- [Material for this task]
****************
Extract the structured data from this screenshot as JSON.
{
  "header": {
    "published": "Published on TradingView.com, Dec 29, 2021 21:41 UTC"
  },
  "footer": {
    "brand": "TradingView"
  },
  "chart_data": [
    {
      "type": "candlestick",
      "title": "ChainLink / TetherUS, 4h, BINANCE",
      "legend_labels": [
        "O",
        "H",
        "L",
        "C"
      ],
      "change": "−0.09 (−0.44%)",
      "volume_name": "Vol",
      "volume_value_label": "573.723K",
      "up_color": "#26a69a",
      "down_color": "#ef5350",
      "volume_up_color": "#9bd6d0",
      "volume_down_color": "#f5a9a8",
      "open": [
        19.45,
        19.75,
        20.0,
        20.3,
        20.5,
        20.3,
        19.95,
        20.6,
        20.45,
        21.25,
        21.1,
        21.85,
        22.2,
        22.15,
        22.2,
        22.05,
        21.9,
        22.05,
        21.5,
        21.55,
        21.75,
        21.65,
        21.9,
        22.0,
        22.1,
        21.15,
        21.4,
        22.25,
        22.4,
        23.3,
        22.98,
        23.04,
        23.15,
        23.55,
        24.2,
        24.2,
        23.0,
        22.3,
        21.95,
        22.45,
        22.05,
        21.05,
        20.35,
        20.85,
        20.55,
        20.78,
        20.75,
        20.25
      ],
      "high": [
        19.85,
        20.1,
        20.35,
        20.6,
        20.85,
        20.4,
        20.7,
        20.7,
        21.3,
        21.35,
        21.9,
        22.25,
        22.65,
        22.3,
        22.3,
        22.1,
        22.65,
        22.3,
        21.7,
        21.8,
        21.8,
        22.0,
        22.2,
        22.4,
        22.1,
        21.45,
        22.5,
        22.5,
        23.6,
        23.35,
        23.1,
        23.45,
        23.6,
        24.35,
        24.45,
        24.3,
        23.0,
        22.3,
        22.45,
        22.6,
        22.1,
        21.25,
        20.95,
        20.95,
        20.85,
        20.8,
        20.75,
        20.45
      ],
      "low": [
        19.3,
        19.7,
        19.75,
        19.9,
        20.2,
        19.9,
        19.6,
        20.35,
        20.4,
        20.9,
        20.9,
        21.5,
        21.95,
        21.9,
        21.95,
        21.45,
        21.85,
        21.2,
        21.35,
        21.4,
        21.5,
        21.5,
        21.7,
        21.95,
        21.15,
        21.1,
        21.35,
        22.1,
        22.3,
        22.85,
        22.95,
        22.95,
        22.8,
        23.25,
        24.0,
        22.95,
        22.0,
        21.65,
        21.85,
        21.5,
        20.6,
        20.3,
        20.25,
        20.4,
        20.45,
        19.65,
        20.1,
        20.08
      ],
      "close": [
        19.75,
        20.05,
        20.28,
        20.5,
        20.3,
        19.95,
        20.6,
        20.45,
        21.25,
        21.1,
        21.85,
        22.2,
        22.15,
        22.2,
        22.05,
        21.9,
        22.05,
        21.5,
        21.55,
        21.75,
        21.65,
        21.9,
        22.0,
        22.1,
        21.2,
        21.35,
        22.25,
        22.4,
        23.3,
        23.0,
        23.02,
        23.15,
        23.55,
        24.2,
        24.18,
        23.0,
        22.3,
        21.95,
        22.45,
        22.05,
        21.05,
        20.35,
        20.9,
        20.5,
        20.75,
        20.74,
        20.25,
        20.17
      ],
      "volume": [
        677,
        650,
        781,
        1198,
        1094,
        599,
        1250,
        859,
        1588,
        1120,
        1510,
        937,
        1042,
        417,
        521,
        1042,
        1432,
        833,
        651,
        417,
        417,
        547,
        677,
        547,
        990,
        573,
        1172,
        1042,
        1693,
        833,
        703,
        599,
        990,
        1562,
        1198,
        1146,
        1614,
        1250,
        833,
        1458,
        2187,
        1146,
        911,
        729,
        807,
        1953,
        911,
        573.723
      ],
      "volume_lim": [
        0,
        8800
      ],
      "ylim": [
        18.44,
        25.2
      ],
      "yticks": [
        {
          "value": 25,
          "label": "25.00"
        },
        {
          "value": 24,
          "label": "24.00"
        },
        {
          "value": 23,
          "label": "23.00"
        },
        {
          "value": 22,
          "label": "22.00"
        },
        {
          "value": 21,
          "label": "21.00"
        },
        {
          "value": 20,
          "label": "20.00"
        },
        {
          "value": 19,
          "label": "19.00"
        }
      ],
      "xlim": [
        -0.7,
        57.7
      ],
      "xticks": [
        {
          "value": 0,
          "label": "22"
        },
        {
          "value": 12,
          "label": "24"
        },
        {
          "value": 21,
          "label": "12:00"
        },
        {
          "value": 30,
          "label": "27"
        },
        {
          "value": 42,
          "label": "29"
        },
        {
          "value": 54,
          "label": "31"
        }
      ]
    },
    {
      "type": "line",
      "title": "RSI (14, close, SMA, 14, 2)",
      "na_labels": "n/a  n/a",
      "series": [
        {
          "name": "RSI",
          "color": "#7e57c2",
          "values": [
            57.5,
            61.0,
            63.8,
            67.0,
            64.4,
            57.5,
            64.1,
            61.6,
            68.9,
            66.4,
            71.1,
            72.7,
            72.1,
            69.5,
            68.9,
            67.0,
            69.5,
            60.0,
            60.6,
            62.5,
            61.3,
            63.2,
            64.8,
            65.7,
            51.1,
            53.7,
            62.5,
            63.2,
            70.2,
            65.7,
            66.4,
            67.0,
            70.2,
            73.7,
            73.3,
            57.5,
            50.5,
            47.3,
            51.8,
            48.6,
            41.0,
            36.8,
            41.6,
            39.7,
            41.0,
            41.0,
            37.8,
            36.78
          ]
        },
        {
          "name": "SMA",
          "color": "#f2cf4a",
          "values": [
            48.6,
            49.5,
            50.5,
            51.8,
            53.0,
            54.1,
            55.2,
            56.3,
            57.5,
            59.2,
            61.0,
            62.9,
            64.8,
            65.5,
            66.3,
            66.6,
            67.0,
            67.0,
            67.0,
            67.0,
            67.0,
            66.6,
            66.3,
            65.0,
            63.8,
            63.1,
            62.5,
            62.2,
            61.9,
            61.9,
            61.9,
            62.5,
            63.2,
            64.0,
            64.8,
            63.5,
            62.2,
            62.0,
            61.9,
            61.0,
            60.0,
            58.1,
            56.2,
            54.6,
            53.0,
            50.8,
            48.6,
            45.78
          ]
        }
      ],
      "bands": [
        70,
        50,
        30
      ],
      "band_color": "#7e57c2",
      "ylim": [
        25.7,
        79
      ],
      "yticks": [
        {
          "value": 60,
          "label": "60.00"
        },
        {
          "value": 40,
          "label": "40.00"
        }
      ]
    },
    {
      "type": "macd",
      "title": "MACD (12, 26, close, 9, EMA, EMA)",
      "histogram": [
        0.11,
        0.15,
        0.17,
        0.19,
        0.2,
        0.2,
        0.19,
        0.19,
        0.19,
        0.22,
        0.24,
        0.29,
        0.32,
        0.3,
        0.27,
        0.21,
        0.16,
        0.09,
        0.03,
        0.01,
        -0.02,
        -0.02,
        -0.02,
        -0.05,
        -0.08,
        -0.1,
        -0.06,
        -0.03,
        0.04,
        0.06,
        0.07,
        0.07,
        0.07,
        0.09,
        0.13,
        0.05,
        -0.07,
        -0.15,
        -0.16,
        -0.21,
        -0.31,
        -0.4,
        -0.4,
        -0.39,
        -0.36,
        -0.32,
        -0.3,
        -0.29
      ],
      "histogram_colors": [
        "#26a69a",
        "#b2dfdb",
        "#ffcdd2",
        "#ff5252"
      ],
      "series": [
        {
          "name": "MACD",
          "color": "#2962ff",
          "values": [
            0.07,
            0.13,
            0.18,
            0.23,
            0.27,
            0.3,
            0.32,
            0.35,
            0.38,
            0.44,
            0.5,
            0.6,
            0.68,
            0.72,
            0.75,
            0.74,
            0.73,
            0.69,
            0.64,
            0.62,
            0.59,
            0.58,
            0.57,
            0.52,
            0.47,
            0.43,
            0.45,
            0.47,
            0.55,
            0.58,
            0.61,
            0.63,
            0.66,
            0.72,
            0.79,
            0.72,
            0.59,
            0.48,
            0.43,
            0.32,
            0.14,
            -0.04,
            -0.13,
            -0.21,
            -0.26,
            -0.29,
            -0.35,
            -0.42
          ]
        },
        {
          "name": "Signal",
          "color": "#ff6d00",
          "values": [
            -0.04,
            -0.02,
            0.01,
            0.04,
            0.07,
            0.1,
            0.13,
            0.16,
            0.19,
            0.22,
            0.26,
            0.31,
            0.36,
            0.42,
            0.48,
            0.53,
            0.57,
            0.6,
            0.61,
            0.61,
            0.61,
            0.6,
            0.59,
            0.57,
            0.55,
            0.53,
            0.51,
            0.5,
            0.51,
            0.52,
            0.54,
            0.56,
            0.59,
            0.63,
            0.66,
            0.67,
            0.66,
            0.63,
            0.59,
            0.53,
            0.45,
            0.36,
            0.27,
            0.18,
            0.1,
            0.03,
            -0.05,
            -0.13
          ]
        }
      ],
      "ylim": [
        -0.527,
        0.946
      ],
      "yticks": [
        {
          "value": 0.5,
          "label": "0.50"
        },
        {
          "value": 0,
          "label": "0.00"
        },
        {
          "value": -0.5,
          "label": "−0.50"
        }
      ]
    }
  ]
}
****************
- [What the exercise asks] Every line that holds the word "title" should be extracted.

- [Worked solution]
      "title": "ChainLink / TetherUS, 4h, BINANCE",
      "title": "RSI (14, close, SMA, 14, 2)",
      "title": "MACD (12, 26, close, 9, EMA, EMA)",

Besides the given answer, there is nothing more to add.